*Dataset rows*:

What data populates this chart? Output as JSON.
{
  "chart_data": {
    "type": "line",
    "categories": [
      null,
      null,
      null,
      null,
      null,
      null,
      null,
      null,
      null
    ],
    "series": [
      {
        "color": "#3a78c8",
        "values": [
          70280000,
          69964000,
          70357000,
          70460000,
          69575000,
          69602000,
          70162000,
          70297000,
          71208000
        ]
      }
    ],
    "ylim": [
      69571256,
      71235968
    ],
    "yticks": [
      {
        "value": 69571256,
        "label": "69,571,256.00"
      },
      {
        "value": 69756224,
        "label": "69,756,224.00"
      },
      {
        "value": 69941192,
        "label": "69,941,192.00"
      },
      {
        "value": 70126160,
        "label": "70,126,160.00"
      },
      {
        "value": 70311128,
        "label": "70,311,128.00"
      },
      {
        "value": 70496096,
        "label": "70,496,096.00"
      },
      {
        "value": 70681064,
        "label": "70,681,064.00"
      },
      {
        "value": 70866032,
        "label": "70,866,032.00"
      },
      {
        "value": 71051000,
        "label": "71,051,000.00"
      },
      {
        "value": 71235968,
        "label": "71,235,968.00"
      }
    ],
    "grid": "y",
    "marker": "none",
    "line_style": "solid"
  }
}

*What the exercise asks*:
Copy every line above that holds the word "label".

*Written answer*:
        "label": "69,571,256.00"
        "label": "69,756,224.00"
        "label": "69,941,192.00"
        "label": "70,126,160.00"
        "label": "70,311,128.00"
        "label": "70,496,096.00"
        "label": "70,681,064.00"
        "label": "70,866,032.00"
        "label": "71,051,000.00"
        "label": "71,235,968.00"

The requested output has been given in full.